#### VORLIEGENDER TEXT

Fiona Hausers Beitrag "Dear Museum of Applied Arts,…" thematisiert den Teil der Biografie von Adolf Loos, der von Verdrängung und Vergessen geprägt ist: den Kindesmissbrauch; sie vermisst in der im Jahr 2013 konzipierten Schausammlung einen entsprechenden Kommentar und ergänzt die Information, indem sie auf einem Lesepult die „Fallakte Loos“ ausstellt.
In seiner Arbeit "blurred inbetween" geht Elias Jocher von der ornamentalen Formensprache des Jugendstils aus und transformiert sie digital in zeitgenössische Objekt-Wesen. Ähnlich dem Jugendstil, der von reproduktiven und evolutionären Prozessen beeinflusst wurde, erfährt auch die digitale Realität eine kontinuierliche Erneuerung und Weiterentwicklung.
Sjeng Kessels greift äußerst subtil in ein Herrenzimmer von Adolf Loos ein. Der Künstler reagiert auf eine Serie von Reproduktionen in der Holzvertäfelung, indem er sie übermalt und künstlerisch auflädt. Die Reproduktionen werden dadurch zu eigenständigen Kunstwerken und kommentieren gleichzeitig das Gesamtsetting.
In "Have you heard of…" verhüllen die Künstlerinnen Alice Klarwein, Camilla Ruh und Marlene Stahl eine existierende Vitrine mit einem textilen Überwurf und verbergen damit teilweise die Exponate. Die Arbeit passiert vor dem Hintergrund, dass die Geschichte von Künstlerinnen von Unsichtbarkeit und der Dominanz patriarchaler Gesellschaftsstrukturen geprägt war.
Simon Kubiks Intervention "Form folgt Kosteneffizienz" besteht aus einem Arrangement von Fast-Food-Verpackungen aus Edelstahl. Es spielt auf das traditionelle Tee- oder Kaffeeservice als Symbol bürgerlicher Etikette und Inbegriff der anspruchsvollen Gestaltung der Wiener Werkstätte an und steht gleichzeitig für den zeitgenössischen Begriff von Freiheit und Individualität.

#### AUFGABE
Führe den Text über künstlerische Eingriffe in die Schausammlung im Anschluss an seinen letzten Satz weiter.

#### EINTRÄGE

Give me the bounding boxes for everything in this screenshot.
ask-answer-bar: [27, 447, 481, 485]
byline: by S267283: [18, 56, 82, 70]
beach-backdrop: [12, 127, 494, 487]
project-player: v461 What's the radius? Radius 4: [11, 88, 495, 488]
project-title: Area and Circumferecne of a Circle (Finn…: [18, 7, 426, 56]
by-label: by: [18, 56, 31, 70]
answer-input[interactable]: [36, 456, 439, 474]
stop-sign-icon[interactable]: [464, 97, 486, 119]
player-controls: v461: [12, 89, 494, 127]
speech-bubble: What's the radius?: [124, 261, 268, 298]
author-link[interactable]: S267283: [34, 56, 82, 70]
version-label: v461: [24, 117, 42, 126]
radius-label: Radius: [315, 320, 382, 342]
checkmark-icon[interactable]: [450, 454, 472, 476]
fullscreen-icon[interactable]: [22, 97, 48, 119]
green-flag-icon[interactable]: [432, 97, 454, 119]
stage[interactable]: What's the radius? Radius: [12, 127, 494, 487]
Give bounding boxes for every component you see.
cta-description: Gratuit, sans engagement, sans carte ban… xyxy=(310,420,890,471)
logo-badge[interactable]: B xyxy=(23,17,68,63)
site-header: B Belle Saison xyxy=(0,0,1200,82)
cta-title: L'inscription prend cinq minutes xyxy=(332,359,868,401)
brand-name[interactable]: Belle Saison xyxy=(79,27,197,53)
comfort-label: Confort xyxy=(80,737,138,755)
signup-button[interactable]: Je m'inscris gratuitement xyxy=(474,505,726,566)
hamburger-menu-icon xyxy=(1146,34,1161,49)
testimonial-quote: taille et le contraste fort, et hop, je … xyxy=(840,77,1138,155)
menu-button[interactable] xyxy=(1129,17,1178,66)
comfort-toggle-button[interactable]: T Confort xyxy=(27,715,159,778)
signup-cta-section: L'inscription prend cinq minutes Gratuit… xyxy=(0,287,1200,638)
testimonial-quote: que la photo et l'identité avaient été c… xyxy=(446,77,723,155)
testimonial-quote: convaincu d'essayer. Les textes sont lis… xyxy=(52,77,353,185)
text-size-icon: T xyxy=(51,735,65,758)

#### ANTWORT
Vanessa Mazanik reflektiert in ihrer Arbeit "shape of the shape" den Einfluss der Digitalisierung und die damit einhergehenden Veränderungen in Bezug auf Begriffe wie Muster und Raster, die in Gestaltungsfragen in Wien um 1900 wesentlich waren. Der transparente Werkstoff Glas fungiert hier als Medium, das Veränderung repräsentiert, während die Glasmalerei auf die handwerkliche Tradition verweist.
Brooklyn J. Pakathis Werk "in search of…" entsteht durch die Auseinandersetzung mit historischen Dokumenten aus dem Archiv der Wiener Werkstätte, wobei Pakathi versucht, die üblichen Erzählungen zu hinterfragen und den Stimmen von Frauen, queeren Personen und der „global majority“ Sichtbarkeit zu geben.
Maximilian Prags künstlerischer Beitrag "fuck, marry, kill: art craft design" manifestiert sich in einem von ihm entworfenen Ausstellungsplakat. Der Künstler nimmt grafische Elemente, Layouts, Typografien und Sujets von Koloman Moser, dem Jugendstil und der Wiener Werkstätte als Ausgangspunkt, um nach Verbindungen zu zeitgenössischen grafischen Ausdrucksformen zu suchen.
Marian Steins und Ludwig Riegers Objekt "No.371.stl" knüpft direkt an Josef Hoffmanns Siebenkugel-Stuhl an. Das Objekt besteht aus Fragmenten des Vorbilds, die unter Verwendung verschiedener Materialien und computergestützter Fertigungstechniken hergestellt wurden. Dabei steht die Betonung der Einheit von Entwurfsprozess und Material, die ein wesentlicher Bestandteil der Wiener Werkstätte ist, oft im Konflikt mit der Immaterialität der digitalen Produktionsmethoden.
Die Video- und Soundarbeit "tavola rasa" von Iris Writze und Hsin-Yu Chou interagiert mit einem Teetisch von Edward William Godwin (um 1870). Eine Videoprojektion auf der Tischplatte schafft ein imaginäres Szenario, inspiriert von den Veränderungen im Tanz um 1900. Geräusche aus Wien und Taipeh (den Wohnorten der beiden Künstlerinnen) hinterfragen die Klanglandschaft, die uns vertraut erscheint.
Pressefotos stehen unter MAK.at/presse zum Download bereit.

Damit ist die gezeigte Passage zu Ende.